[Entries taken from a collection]
▬▬▬

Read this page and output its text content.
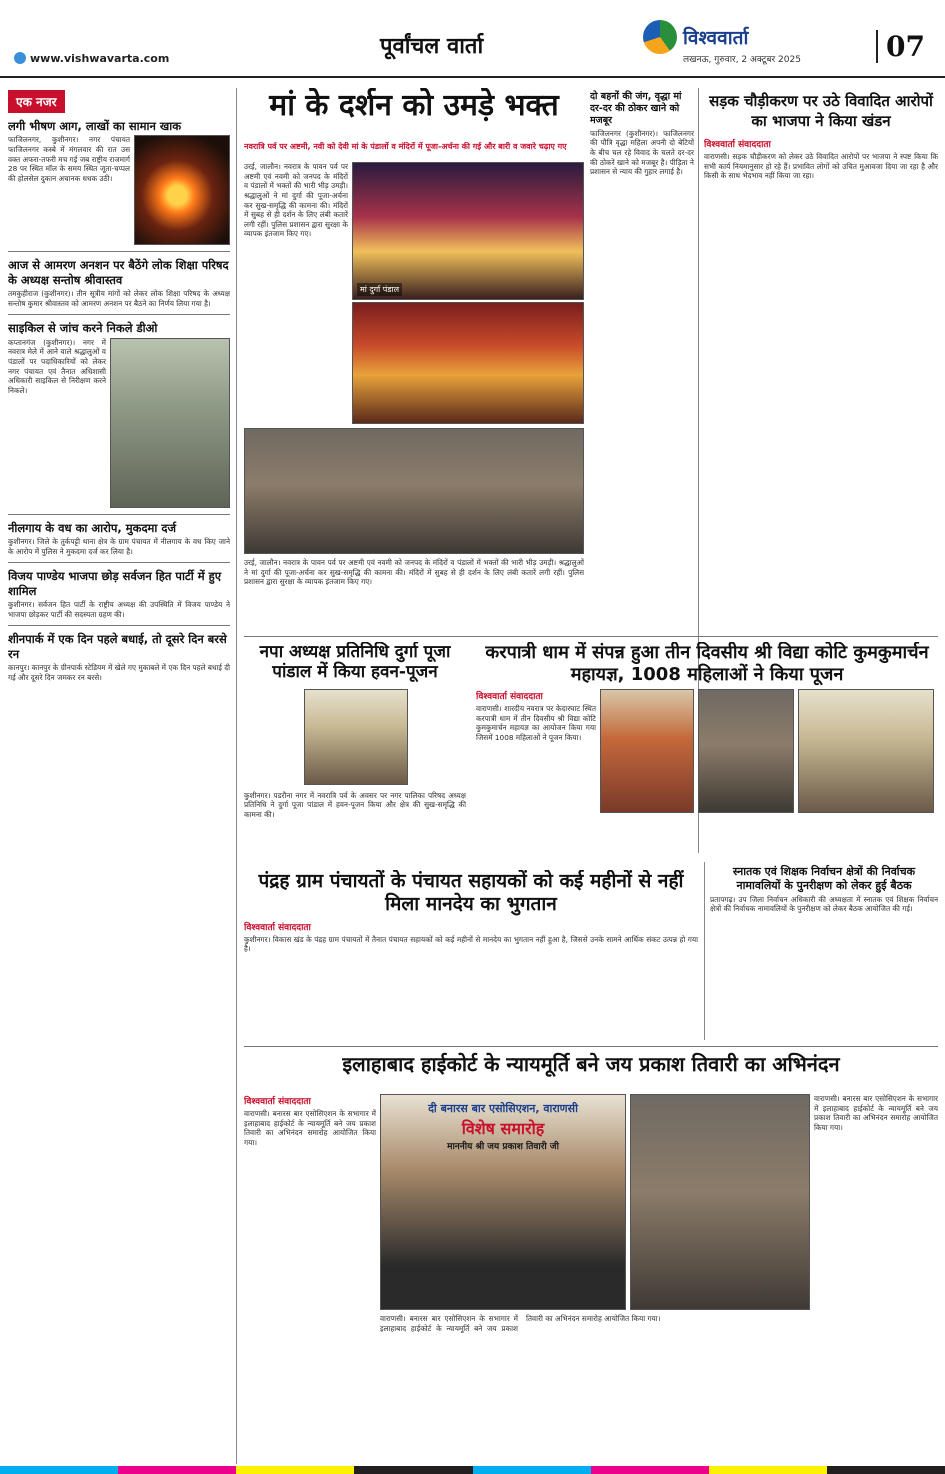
www.vishwavarta.com	पूर्वांचल वार्ता	विश्ववार्ता
लखनऊ, गुरुवार, 2 अक्टूबर 2025	07
एक नजर
लगी भीषण आग, लाखों का सामान खाक
फाजिलनगर, कुशीनगर। नगर पंचायत फाजिलनगर कस्बे में मंगलवार की रात उस वक्त अफरा-तफरी मच गई जब राष्ट्रीय राजमार्ग 28 पर स्थित मॉल के समय स्थित जूता-चप्पल की होलसेल दुकान अचानक धधक उठी।
आज से आमरण अनशन पर बैठेंगे लोक शिक्षा परिषद के अध्यक्ष सन्तोष श्रीवास्तव
तमकुहीराज (कुशीनगर)। तीन सूत्रीय मांगों को लेकर लोक शिक्षा परिषद के अध्यक्ष सन्तोष कुमार श्रीवास्तव को आमरण अनशन पर बैठने का निर्णय लिया गया है।
साइकिल से जांच करने निकले डीओ
कप्तानगंज (कुशीनगर)। नगर में नवरात्र मेले में आने वाले श्रद्धालुओं व पंडालों पर पदाधिकारियों को लेकर नगर पंचायत एवं तैनात अधिशासी अधिकारी साइकिल से निरीक्षण करने निकले।
नीलगाय के वध का आरोप, मुकदमा दर्ज
कुशीनगर। जिले के तुर्कपट्टी थाना क्षेत्र के ग्राम पंचायत में नीलगाय के वध किए जाने के आरोप में पुलिस ने मुकदमा दर्ज कर लिया है।
विजय पाण्डेय भाजपा छोड़ सर्वजन हित पार्टी में हुए शामिल
कुशीनगर। सर्वजन हित पार्टी के राष्ट्रीय अध्यक्ष की उपस्थिति में विजय पाण्डेय ने भाजपा छोड़कर पार्टी की सदस्यता ग्रहण की।
शीनपार्क में एक दिन पहले बधाई, तो दूसरे दिन बरसे रन
कानपुर। कानपुर के ग्रीनपार्क स्टेडियम में खेले गए मुकाबले में एक दिन पहले बधाई दी गई और दूसरे दिन जमकर रन बरसे।
मां के दर्शन को उमड़े भक्त
नवरात्रि पर्व पर अष्टमी, नवी को देवी मां के पंडालों व मंदिरों में पूजा-अर्चना की गई और बारी व जवारे चढ़ाए गए
उरई, जालौन। नवरात्र के पावन पर्व पर अष्टमी एवं नवमी को जनपद के मंदिरों व पंडालों में भक्तों की भारी भीड़ उमड़ी। श्रद्धालुओं ने मां दुर्गा की पूजा-अर्चना कर सुख-समृद्धि की कामना की। मंदिरों में सुबह से ही दर्शन के लिए लंबी कतारें लगी रहीं। पुलिस प्रशासन द्वारा सुरक्षा के व्यापक इंतजाम किए गए।
मां दुर्गा पंडाल
उरई, जालौन। नवरात्र के पावन पर्व पर अष्टमी एवं नवमी को जनपद के मंदिरों व पंडालों में भक्तों की भारी भीड़ उमड़ी। श्रद्धालुओं ने मां दुर्गा की पूजा-अर्चना कर सुख-समृद्धि की कामना की। मंदिरों में सुबह से ही दर्शन के लिए लंबी कतारें लगी रहीं। पुलिस प्रशासन द्वारा सुरक्षा के व्यापक इंतजाम किए गए।
दो बहनों की जंग, वृद्धा मां दर-दर की ठोकर खाने को मजबूर
फाजिलनगर (कुशीनगर)। फाजिलनगर की पौत्रि वृद्धा महिला अपनी दो बेटियों के बीच चल रहे विवाद के चलते दर-दर की ठोकरें खाने को मजबूर है। पीड़िता ने प्रशासन से न्याय की गुहार लगाई है।
सड़क चौड़ीकरण पर उठे विवादित आरोपों का भाजपा ने किया खंडन
विश्ववार्ता संवाददाता
वाराणसी। सड़क चौड़ीकरण को लेकर उठे विवादित आरोपों पर भाजपा ने स्पष्ट किया कि सभी कार्य नियमानुसार हो रहे हैं। प्रभावित लोगों को उचित मुआवजा दिया जा रहा है और किसी के साथ भेदभाव नहीं किया जा रहा।
नपा अध्यक्ष प्रतिनिधि दुर्गा पूजा पांडाल में किया हवन-पूजन
कुशीनगर। पडरौना नगर में नवरात्रि पर्व के अवसर पर नगर पालिका परिषद अध्यक्ष प्रतिनिधि ने दुर्गा पूजा पांडाल में हवन-पूजन किया और क्षेत्र की सुख-समृद्धि की कामना की।
करपात्री धाम में संपन्न हुआ तीन दिवसीय श्री विद्या कोटि कुमकुमार्चन महायज्ञ, 1008 महिलाओं ने किया पूजन
विश्ववार्ता संवाददाता
वाराणसी। शारदीय नवरात्र पर केदारघाट स्थित करपात्री धाम में तीन दिवसीय श्री विद्या कोटि कुमकुमार्चन महायज्ञ का आयोजन किया गया जिसमें 1008 महिलाओं ने पूजन किया।
पंद्रह ग्राम पंचायतों के पंचायत सहायकों को कई महीनों से नहीं मिला मानदेय का भुगतान
विश्ववार्ता संवाददाता
कुशीनगर। विकास खंड के पंद्रह ग्राम पंचायतों में तैनात पंचायत सहायकों को कई महीनों से मानदेय का भुगतान नहीं हुआ है, जिससे उनके सामने आर्थिक संकट उत्पन्न हो गया है।
स्नातक एवं शिक्षक निर्वाचन क्षेत्रों की निर्वाचक नामावलियों के पुनरीक्षण को लेकर हुई बैठक
प्रतापगढ़। उप जिला निर्वाचन अधिकारी की अध्यक्षता में स्नातक एवं शिक्षक निर्वाचन क्षेत्रों की निर्वाचक नामावलियों के पुनरीक्षण को लेकर बैठक आयोजित की गई।
इलाहाबाद हाईकोर्ट के न्यायमूर्ति बने जय प्रकाश तिवारी का अभिनंदन
विश्ववार्ता संवाददाता
वाराणसी। बनारस बार एसोसिएशन के सभागार में इलाहाबाद हाईकोर्ट के न्यायमूर्ति बने जय प्रकाश तिवारी का अभिनंदन समारोह आयोजित किया गया।
दी बनारस बार एसोसिएशन, वाराणसी
विशेष समारोह
माननीय श्री जय प्रकाश तिवारी जी
वाराणसी। बनारस बार एसोसिएशन के सभागार में इलाहाबाद हाईकोर्ट के न्यायमूर्ति बने जय प्रकाश तिवारी का अभिनंदन समारोह आयोजित किया गया।
वाराणसी। बनारस बार एसोसिएशन के सभागार में इलाहाबाद हाईकोर्ट के न्यायमूर्ति बने जय प्रकाश तिवारी का अभिनंदन समारोह आयोजित किया गया।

▬▬▬

* _SHORT EXERCISE_
Using the listing above, return all lines where the word "लनगर" occurs.

* _COMPLETED EXERCISE_
फाजिलनगर, कुशीनगर। नगर पंचायत फाजिलनगर कस्बे में मंगलवार की रात उस वक्त अफरा-तफरी मच गई जब राष्ट्रीय राजमार्ग 28 पर स्थित मॉल के समय स्थित जूता-चप्पल की होलसेल दुकान अचानक धधक उठी।
फाजिलनगर (कुशीनगर)। फाजिलनगर की पौत्रि वृद्धा महिला अपनी दो बेटियों के बीच चल रहे विवाद के चलते दर-दर की ठोकरें खाने को मजबूर है। पीड़िता ने प्रशासन से न्याय की गुहार लगाई है।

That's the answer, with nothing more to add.